··· Extracted entries
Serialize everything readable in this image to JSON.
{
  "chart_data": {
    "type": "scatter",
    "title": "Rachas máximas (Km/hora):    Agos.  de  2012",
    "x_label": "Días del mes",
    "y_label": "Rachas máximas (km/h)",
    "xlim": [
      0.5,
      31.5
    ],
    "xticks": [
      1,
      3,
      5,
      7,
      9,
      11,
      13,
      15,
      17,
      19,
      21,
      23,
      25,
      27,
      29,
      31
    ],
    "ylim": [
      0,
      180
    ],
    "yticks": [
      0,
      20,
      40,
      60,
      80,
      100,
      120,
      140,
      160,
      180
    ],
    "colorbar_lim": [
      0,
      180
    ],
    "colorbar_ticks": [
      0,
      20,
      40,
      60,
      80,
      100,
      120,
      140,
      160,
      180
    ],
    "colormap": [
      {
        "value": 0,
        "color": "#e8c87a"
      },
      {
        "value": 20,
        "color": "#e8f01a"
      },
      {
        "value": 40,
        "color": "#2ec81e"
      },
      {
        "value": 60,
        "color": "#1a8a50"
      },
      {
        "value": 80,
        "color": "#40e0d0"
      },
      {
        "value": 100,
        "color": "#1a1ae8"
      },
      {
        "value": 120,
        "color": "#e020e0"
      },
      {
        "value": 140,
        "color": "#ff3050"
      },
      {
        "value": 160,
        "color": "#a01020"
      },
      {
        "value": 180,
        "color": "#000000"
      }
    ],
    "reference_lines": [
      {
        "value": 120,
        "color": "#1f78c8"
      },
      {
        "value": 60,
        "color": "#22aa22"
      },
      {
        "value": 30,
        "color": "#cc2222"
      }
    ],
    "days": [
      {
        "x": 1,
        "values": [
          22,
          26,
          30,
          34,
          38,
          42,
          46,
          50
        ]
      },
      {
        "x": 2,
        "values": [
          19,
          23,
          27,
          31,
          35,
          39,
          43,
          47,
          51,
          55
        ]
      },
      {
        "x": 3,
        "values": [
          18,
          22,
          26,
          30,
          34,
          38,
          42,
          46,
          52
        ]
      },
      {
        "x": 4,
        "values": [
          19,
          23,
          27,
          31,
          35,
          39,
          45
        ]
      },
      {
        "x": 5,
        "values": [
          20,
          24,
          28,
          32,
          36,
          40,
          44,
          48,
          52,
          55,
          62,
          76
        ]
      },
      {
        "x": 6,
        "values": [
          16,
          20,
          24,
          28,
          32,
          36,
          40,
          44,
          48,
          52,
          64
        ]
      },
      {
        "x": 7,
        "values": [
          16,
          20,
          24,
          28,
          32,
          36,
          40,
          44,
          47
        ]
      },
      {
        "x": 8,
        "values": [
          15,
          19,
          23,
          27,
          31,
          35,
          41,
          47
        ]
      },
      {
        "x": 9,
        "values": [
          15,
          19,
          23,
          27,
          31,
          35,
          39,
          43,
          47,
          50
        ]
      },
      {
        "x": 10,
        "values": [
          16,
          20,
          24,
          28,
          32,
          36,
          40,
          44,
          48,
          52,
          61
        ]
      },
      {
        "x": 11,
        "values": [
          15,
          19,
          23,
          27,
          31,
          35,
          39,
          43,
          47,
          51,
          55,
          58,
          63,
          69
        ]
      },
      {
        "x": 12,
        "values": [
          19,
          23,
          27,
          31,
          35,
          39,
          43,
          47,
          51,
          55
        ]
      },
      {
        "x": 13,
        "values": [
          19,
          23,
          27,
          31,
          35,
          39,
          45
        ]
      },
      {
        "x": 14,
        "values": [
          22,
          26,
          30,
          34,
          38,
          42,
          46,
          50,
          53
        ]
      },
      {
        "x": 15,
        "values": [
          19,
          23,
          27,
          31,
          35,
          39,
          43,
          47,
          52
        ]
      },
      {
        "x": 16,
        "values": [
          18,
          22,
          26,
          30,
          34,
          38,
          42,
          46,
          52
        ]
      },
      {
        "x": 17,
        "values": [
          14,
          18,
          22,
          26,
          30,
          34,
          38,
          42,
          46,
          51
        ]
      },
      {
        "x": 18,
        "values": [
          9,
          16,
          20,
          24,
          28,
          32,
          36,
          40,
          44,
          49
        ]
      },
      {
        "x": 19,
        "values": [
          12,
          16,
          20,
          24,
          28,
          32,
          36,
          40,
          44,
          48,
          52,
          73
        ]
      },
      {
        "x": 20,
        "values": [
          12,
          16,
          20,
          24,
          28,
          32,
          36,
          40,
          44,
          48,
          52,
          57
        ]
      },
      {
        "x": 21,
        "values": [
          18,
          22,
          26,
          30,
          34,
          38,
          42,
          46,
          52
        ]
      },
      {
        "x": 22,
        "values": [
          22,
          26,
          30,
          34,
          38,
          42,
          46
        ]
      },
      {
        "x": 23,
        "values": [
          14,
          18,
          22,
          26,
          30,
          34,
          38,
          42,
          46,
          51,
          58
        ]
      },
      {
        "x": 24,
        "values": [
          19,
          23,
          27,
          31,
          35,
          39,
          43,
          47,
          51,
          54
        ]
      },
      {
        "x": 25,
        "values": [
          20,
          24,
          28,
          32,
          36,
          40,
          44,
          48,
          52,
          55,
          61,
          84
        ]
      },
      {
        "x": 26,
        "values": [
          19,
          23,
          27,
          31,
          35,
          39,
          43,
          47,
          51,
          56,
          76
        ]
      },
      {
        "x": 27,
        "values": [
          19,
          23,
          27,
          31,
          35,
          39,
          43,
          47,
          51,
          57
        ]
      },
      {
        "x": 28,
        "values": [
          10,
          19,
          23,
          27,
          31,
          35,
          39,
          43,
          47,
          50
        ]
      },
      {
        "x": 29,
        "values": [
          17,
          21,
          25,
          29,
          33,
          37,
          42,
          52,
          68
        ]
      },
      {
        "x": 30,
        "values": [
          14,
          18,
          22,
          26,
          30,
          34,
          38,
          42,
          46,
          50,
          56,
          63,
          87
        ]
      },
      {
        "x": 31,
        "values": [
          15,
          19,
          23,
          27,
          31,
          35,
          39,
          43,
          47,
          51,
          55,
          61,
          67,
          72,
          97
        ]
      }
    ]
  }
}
······
Written instruction: In the records above, collect each line with "máximas".

Reply:
    "title": "Rachas máximas (Km/hora):    Agos.  de  2012",
    "y_label": "Rachas máximas (km/h)",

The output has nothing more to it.